Page:
★ ★ ★ ★

You are viewing a plain text version of this content. The canonical link for it is here.
Posted to dev@spamassassin.apache.org by Henrik K <he...@hege.li> on 2022/05/03 15:08:23 UTC
Re: svn commit: r1900514 - /spamassassin/trunk/lib/Mail/SpamAssassin/Plugin/FromNameSpoof.pm
I really dislike these kinds of "band-aids" which really don't help the main
cause: terribly convoluted plugin code. Why skip debug output if owner is
missing? Is the a good reason for owner missing, what is the cause for that
and can it be better fixed upstream? Why are there all kinds of regexs
without any sanity/error checks? Etc..
If I don't hear any volunteers, I guess I need to try to clean up this too.
On Tue, May 03, 2022 at 02:56:35PM -0000, gbechis@apache.org wrote:
> Author: gbechis
> Date: Tue May 3 14:56:35 2022
> New Revision: 1900514
>
> URL: http://svn.apache.org/viewvc?rev=1900514&view=rev
> Log:
> silence a warning if uri_to_domain fails.

★ ★ ★ ★

Extracted material:
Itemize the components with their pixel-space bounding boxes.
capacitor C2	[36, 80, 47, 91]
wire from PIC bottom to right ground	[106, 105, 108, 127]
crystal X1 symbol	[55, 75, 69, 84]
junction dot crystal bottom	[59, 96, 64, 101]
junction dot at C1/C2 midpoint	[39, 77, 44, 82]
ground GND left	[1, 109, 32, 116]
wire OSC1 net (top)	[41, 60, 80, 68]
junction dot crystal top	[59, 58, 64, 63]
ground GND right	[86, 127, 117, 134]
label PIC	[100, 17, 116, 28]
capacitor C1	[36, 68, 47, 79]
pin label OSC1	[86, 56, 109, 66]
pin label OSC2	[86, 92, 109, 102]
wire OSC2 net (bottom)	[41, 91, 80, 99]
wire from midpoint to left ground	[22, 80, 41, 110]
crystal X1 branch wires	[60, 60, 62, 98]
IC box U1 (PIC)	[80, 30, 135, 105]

★ ★ ★ ★

The problem: According to the log message quoted in the mailing list post, what does revision 1900514 do?

Task solution: It silences a warning if uri_to_domain fails.